The records:
════════════════

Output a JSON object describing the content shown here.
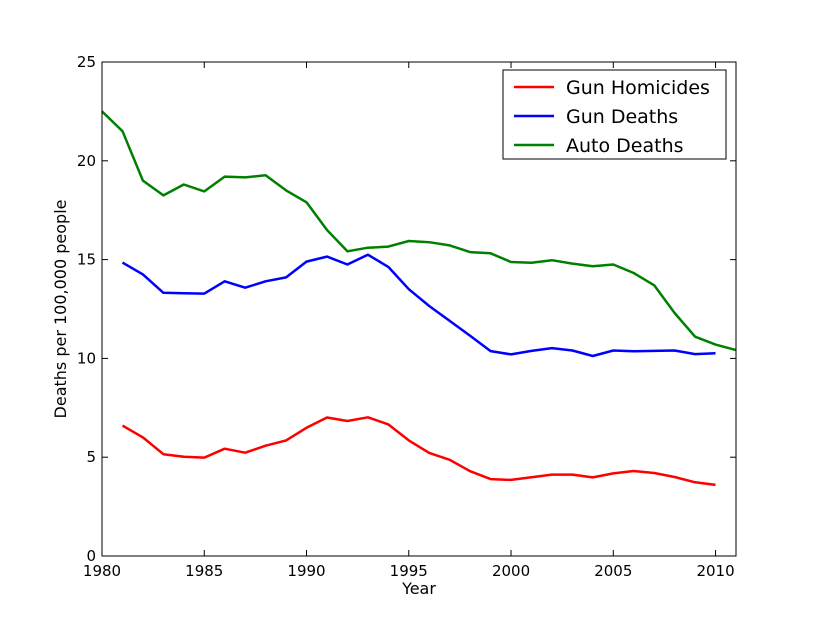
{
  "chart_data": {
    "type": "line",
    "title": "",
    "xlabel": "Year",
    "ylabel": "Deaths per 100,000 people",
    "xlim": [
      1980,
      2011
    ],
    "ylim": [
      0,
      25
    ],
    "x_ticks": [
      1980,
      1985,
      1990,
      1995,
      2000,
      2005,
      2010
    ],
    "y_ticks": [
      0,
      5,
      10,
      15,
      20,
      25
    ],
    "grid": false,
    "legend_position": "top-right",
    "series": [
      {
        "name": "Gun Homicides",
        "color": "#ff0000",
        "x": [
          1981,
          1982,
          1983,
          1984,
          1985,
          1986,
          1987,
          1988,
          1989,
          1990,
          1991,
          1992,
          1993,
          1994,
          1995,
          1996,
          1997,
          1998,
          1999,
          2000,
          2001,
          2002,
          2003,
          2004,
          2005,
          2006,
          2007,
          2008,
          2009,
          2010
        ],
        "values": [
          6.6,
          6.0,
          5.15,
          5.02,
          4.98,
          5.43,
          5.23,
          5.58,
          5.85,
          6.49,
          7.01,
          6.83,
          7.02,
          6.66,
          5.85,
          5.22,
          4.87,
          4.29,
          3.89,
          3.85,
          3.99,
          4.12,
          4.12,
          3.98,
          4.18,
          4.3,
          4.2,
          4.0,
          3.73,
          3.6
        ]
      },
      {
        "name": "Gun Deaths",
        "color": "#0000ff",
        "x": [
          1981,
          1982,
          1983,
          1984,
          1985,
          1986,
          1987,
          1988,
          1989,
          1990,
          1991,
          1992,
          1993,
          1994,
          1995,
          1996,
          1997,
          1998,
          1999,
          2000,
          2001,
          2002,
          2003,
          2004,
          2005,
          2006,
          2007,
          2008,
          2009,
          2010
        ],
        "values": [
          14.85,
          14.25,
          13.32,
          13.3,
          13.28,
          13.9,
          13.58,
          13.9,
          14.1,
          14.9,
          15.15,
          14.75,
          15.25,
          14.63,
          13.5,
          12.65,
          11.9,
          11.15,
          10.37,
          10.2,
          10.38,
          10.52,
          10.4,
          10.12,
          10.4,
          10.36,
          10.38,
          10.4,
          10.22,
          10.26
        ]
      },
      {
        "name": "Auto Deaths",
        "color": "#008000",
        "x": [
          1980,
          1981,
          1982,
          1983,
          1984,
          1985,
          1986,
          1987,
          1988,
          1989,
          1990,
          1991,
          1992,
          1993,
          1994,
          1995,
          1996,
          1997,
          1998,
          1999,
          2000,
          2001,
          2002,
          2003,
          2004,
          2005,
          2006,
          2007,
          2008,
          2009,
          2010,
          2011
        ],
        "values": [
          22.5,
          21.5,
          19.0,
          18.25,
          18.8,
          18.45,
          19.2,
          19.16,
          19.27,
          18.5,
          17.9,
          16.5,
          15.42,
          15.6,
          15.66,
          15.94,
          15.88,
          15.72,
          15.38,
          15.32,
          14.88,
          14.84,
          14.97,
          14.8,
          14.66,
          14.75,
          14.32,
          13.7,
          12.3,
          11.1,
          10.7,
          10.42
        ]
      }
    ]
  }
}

════════════════

Exercise requirements: Using the listing, collect all lines in which the string "Deaths" is found.

Finished exercise:
    "ylabel": "Deaths per 100,000 people",
        "name": "Gun Deaths",
        "name": "Auto Deaths",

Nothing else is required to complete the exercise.